Exercise prompt -
Retype the material that follows, keeping every word as it is.

Recorded information -
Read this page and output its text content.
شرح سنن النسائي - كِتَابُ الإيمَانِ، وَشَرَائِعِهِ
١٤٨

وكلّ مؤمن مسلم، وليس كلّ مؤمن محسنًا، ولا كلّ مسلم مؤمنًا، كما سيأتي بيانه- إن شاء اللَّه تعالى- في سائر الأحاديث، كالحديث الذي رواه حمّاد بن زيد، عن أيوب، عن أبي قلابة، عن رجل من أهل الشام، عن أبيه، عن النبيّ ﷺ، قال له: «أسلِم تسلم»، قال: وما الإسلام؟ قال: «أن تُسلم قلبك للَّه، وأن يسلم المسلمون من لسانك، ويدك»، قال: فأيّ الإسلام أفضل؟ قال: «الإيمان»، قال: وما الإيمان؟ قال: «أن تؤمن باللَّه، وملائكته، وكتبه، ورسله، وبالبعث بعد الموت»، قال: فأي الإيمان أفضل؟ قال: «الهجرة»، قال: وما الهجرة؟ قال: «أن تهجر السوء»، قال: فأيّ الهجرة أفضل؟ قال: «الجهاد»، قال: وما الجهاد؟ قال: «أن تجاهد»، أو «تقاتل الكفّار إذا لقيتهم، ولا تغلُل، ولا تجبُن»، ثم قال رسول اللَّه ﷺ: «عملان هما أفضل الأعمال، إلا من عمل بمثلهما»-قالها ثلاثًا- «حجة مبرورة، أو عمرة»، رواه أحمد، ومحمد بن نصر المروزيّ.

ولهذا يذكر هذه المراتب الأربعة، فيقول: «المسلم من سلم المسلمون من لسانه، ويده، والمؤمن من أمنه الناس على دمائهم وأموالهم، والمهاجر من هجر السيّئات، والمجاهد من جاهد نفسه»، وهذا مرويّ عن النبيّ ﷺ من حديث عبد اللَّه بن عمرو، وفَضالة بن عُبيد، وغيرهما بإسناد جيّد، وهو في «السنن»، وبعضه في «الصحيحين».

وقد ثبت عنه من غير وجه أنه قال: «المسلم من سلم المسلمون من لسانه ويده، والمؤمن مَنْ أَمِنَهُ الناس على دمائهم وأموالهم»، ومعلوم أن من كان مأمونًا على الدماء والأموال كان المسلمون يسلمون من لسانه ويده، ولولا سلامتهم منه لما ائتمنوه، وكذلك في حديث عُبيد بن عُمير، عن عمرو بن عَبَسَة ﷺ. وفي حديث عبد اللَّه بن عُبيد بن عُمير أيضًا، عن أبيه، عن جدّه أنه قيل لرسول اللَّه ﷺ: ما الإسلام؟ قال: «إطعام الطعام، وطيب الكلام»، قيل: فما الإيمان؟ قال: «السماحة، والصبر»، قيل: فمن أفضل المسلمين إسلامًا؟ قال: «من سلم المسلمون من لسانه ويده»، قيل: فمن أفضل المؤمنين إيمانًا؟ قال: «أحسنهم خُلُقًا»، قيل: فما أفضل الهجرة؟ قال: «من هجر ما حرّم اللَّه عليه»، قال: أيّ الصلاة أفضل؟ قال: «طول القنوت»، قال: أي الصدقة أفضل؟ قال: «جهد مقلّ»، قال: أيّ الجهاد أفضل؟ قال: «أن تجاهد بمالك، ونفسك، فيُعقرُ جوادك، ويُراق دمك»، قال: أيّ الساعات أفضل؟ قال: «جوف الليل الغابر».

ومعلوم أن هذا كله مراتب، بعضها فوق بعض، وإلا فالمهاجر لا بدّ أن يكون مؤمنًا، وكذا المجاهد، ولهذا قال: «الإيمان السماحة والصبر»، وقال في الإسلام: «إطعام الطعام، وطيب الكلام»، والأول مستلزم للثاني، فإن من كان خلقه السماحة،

Written answer -
Read this page and output its text content.
شرح سنن النسائي - كِتَابُ الإيمَانِ، وَشَرَائِعِهِ
١٤٨

وكلّ مؤمن مسلم، وليس كلّ مؤمن محسنًا، ولا كلّ مسلم مؤمنًا، كما سيأتي بيانه- إن شاء اللَّه تعالى- في سائر الأحاديث، كالحديث الذي رواه حمّاد بن زيد، عن أيوب، عن أبي قلابة، عن رجل من أهل الشام، عن أبيه، عن النبيّ ﷺ، قال له: «أسلِم تسلم»، قال: وما الإسلام؟ قال: «أن تُسلم قلبك للَّه، وأن يسلم المسلمون من لسانك، ويدك»، قال: فأيّ الإسلام أفضل؟ قال: «الإيمان»، قال: وما الإيمان؟ قال: «أن تؤمن باللَّه، وملائكته، وكتبه، ورسله، وبالبعث بعد الموت»، قال: فأي الإيمان أفضل؟ قال: «الهجرة»، قال: وما الهجرة؟ قال: «أن تهجر السوء»، قال: فأيّ الهجرة أفضل؟ قال: «الجهاد»، قال: وما الجهاد؟ قال: «أن تجاهد»، أو «تقاتل الكفّار إذا لقيتهم، ولا تغلُل، ولا تجبُن»، ثم قال رسول اللَّه ﷺ: «عملان هما أفضل الأعمال، إلا من عمل بمثلهما»-قالها ثلاثًا- «حجة مبرورة، أو عمرة»، رواه أحمد، ومحمد بن نصر المروزيّ.

ولهذا يذكر هذه المراتب الأربعة، فيقول: «المسلم من سلم المسلمون من لسانه، ويده، والمؤمن من أمنه الناس على دمائهم وأموالهم، والمهاجر من هجر السيّئات، والمجاهد من جاهد نفسه»، وهذا مرويّ عن النبيّ ﷺ من حديث عبد اللَّه بن عمرو، وفَضالة بن عُبيد، وغيرهما بإسناد جيّد، وهو في «السنن»، وبعضه في «الصحيحين».

وقد ثبت عنه من غير وجه أنه قال: «المسلم من سلم المسلمون من لسانه ويده، والمؤمن مَنْ أَمِنَهُ الناس على دمائهم وأموالهم»، ومعلوم أن من كان مأمونًا على الدماء والأموال كان المسلمون يسلمون من لسانه ويده، ولولا سلامتهم منه لما ائتمنوه، وكذلك في حديث عُبيد بن عُمير، عن عمرو بن عَبَسَة ﷺ. وفي حديث عبد اللَّه بن عُبيد بن عُمير أيضًا، عن أبيه، عن جدّه أنه قيل لرسول اللَّه ﷺ: ما الإسلام؟ قال: «إطعام الطعام، وطيب الكلام»، قيل: فما الإيمان؟ قال: «السماحة، والصبر»، قيل: فمن أفضل المسلمين إسلامًا؟ قال: «من سلم المسلمون من لسانه ويده»، قيل: فمن أفضل المؤمنين إيمانًا؟ قال: «أحسنهم خُلُقًا»، قيل: فما أفضل الهجرة؟ قال: «من هجر ما حرّم اللَّه عليه»، قال: أيّ الصلاة أفضل؟ قال: «طول القنوت»، قال: أي الصدقة أفضل؟ قال: «جهد مقلّ»، قال: أيّ الجهاد أفضل؟ قال: «أن تجاهد بمالك، ونفسك، فيُعقرُ جوادك، ويُراق دمك»، قال: أيّ الساعات أفضل؟ قال: «جوف الليل الغابر».

ومعلوم أن هذا كله مراتب، بعضها فوق بعض، وإلا فالمهاجر لا بدّ أن يكون مؤمنًا، وكذا المجاهد، ولهذا قال: «الإيمان السماحة والصبر»، وقال في الإسلام: «إطعام الطعام، وطيب الكلام»، والأول مستلزم للثاني، فإن من كان خلقه السماحة،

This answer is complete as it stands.